_EXERCISE_
From the listing below, extract each line containing the string "Adresse".

_LISTED RECORDS_
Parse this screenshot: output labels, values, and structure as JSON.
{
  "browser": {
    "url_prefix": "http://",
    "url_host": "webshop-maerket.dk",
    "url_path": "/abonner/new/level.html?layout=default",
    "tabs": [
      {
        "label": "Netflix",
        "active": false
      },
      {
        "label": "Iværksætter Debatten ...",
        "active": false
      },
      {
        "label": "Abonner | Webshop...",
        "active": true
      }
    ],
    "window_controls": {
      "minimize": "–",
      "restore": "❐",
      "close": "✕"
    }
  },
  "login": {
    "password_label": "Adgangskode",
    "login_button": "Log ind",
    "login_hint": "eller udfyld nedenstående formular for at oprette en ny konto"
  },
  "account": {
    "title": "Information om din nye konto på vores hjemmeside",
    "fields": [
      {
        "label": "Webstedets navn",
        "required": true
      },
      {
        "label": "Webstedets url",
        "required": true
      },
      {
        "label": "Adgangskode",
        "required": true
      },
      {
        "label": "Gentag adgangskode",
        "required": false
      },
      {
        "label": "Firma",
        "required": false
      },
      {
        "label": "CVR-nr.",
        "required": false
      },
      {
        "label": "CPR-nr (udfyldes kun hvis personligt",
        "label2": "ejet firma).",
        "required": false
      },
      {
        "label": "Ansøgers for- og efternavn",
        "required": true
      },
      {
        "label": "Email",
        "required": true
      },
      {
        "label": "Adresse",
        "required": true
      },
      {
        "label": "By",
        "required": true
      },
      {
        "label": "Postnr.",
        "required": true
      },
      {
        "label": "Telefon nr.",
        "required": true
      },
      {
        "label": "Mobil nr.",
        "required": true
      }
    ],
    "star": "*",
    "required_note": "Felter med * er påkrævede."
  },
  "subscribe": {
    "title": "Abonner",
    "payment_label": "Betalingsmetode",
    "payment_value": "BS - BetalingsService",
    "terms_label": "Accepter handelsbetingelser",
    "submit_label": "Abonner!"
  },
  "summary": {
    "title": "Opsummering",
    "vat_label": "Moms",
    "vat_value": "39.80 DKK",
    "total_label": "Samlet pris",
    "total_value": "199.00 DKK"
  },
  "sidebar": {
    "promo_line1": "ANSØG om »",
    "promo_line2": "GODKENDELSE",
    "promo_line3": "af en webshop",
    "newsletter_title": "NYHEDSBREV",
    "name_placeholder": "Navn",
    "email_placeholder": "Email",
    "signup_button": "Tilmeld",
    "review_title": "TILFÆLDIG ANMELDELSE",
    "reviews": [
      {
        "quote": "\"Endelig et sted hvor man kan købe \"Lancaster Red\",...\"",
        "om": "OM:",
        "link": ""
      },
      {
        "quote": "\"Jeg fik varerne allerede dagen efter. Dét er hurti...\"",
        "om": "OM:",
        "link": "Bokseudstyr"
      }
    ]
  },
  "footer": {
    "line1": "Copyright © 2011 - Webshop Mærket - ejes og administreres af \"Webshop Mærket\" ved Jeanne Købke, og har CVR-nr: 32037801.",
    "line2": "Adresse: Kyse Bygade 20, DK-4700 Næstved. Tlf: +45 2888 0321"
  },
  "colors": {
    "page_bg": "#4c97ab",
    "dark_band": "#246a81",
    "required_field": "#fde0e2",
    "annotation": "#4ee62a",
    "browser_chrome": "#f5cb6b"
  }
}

_RESPONSE_
        "label": "Adresse",
    "line2": "Adresse: Kyse Bygade 20, DK-4700 Næstved. Tlf: +45 2888 0321"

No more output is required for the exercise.